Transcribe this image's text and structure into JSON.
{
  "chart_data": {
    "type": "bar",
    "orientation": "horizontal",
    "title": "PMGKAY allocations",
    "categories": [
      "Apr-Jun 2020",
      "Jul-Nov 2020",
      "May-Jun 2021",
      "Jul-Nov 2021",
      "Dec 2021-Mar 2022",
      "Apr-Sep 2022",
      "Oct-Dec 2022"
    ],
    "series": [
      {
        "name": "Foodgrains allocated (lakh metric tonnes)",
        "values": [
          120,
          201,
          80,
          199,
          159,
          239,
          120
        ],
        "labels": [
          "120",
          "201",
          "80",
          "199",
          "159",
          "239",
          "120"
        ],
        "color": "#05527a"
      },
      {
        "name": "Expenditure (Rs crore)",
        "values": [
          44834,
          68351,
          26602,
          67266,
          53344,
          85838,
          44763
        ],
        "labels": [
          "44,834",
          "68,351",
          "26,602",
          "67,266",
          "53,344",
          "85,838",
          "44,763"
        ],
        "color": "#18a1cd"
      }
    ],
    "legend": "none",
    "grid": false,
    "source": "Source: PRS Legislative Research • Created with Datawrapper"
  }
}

# [Task details]
From the records above, extract everything verbatim.

# [Response below]
Transcribe this image's text and structure into JSON.
{
  "chart_data": {
    "type": "bar",
    "orientation": "horizontal",
    "title": "PMGKAY allocations",
    "categories": [
      "Apr-Jun 2020",
      "Jul-Nov 2020",
      "May-Jun 2021",
      "Jul-Nov 2021",
      "Dec 2021-Mar 2022",
      "Apr-Sep 2022",
      "Oct-Dec 2022"
    ],
    "series": [
      {
        "name": "Foodgrains allocated (lakh metric tonnes)",
        "values": [
          120,
          201,
          80,
          199,
          159,
          239,
          120
        ],
        "labels": [
          "120",
          "201",
          "80",
          "199",
          "159",
          "239",
          "120"
        ],
        "color": "#05527a"
      },
      {
        "name": "Expenditure (Rs crore)",
        "values": [
          44834,
          68351,
          26602,
          67266,
          53344,
          85838,
          44763
        ],
        "labels": [
          "44,834",
          "68,351",
          "26,602",
          "67,266",
          "53,344",
          "85,838",
          "44,763"
        ],
        "color": "#18a1cd"
      }
    ],
    "legend": "none",
    "grid": false,
    "source": "Source: PRS Legislative Research • Created with Datawrapper"
  }
}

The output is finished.